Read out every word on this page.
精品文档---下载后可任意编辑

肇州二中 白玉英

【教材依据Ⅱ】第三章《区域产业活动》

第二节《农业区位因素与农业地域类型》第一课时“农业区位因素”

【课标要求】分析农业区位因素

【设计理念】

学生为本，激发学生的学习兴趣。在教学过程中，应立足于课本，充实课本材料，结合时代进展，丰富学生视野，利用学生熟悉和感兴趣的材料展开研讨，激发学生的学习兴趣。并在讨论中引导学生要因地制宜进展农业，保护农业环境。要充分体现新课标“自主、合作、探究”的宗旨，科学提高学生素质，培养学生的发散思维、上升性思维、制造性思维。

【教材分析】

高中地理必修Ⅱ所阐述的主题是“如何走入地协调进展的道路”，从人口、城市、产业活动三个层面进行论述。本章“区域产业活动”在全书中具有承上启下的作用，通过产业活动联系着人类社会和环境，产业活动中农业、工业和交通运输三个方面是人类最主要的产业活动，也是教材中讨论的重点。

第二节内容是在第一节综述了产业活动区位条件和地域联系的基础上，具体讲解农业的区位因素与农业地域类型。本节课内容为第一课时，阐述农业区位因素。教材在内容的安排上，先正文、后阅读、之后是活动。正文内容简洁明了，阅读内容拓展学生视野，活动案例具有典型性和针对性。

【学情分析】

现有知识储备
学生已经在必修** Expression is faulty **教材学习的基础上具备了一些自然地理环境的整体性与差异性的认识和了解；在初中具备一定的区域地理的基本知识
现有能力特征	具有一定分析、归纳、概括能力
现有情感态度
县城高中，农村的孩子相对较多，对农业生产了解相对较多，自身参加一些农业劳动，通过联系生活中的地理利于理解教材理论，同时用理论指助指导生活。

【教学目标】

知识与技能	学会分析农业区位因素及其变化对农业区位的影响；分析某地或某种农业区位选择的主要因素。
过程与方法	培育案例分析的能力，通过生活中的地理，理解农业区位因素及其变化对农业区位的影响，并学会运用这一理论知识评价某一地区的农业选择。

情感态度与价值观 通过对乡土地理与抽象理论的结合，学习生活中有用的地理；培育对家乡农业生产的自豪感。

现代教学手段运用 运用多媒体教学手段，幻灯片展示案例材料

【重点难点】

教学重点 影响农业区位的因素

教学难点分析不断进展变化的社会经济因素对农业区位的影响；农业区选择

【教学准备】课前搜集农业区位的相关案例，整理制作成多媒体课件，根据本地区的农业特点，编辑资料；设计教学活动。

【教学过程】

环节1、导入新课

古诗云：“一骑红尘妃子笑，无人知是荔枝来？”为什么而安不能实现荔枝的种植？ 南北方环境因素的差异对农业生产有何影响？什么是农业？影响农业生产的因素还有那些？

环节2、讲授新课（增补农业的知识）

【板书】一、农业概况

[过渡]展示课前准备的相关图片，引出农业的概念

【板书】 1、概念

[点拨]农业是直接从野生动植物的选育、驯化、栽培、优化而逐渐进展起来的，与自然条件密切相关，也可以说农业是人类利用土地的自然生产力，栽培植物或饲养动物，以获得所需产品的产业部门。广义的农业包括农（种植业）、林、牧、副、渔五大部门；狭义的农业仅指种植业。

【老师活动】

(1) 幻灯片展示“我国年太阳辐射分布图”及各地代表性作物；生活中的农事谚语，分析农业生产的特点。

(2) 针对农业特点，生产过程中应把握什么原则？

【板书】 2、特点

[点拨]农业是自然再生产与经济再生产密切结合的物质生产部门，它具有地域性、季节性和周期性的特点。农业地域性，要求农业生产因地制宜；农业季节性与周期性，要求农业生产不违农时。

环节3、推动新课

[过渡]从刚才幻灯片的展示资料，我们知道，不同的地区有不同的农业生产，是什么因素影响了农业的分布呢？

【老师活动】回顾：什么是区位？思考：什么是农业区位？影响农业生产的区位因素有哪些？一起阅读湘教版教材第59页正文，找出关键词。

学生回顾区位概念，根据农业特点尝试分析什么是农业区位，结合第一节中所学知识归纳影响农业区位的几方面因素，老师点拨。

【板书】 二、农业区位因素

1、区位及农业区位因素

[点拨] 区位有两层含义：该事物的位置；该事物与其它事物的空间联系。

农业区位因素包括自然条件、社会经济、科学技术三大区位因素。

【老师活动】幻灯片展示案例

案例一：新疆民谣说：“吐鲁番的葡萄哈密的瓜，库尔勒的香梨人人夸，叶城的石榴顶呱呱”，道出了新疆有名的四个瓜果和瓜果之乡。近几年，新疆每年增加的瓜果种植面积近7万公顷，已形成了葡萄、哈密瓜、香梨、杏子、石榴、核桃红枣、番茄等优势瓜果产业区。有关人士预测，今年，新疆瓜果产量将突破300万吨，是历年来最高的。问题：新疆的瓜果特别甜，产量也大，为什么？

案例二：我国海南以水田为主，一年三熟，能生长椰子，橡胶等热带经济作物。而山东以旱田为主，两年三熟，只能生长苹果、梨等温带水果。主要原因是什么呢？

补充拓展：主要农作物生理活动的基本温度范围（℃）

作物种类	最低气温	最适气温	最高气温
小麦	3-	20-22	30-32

★ ★ ★ ★ ★

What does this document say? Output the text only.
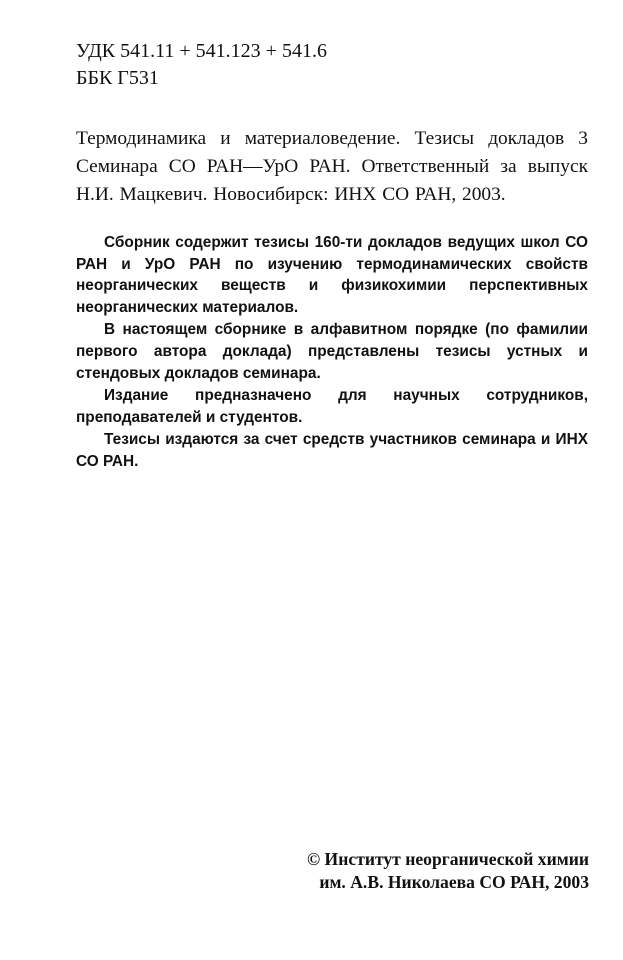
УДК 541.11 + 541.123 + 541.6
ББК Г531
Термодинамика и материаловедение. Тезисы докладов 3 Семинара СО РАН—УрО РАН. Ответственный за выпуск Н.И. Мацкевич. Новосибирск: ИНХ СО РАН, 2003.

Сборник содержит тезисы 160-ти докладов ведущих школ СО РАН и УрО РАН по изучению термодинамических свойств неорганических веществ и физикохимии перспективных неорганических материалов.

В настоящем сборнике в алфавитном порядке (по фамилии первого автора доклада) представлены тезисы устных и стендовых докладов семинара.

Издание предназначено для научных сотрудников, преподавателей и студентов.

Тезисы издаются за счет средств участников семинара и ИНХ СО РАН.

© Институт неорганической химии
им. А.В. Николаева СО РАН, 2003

★ ★ ★ ★ ★

### STATED PROBLEM
Check every line of the data above for the string "this", and copy those that have it.

### REPLY
Read out every word on this page.
What does this document say? Output the text only.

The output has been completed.